▶ _Your objective_
From the records below, pull each line that has "эффективности".

Data entries
○ ○ ○ ○
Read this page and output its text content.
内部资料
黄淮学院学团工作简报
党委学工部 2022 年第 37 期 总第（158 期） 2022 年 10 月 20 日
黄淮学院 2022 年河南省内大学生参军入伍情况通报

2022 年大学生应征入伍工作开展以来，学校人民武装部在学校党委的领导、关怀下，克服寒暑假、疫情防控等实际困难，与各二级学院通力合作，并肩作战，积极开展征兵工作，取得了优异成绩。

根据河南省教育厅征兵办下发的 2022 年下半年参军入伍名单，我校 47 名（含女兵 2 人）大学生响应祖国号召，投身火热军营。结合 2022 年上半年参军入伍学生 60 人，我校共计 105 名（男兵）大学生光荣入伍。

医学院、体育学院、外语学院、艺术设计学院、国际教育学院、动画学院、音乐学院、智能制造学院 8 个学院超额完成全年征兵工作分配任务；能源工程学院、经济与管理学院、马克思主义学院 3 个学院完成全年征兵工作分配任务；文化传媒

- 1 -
○ ○ ○ ○
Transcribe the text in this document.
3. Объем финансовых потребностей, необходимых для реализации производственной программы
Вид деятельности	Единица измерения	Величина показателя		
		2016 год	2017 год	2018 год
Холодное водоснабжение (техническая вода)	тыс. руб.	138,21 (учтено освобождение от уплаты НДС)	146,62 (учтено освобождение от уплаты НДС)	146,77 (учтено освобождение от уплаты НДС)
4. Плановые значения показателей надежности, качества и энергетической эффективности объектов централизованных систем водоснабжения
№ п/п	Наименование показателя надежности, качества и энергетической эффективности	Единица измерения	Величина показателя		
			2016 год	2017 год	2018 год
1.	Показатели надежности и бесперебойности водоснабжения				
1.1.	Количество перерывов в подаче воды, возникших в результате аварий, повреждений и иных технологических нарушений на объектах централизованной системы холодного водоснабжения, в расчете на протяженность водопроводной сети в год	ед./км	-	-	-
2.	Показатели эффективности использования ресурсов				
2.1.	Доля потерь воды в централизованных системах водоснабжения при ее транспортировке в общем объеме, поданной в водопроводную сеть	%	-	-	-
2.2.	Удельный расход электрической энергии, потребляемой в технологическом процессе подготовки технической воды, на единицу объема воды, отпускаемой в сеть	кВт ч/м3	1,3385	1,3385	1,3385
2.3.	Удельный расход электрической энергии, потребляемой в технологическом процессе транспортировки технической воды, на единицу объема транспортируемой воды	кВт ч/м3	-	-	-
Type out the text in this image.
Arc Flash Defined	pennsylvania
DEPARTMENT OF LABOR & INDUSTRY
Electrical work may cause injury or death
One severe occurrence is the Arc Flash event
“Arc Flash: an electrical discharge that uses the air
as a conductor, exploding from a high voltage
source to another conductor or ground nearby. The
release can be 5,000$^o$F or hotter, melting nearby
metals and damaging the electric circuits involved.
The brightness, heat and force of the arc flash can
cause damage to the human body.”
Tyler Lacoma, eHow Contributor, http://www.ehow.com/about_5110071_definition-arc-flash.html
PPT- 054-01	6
○ ○ ○ ○
▶ _Reply to the exercise_
4. Плановые значения показателей надежности, качества и энергетической эффективности объектов централизованных систем водоснабжения
№ п/п	Наименование показателя надежности, качества и энергетической эффективности	Единица измерения	Величина показателя		
2.	Показатели эффективности использования ресурсов				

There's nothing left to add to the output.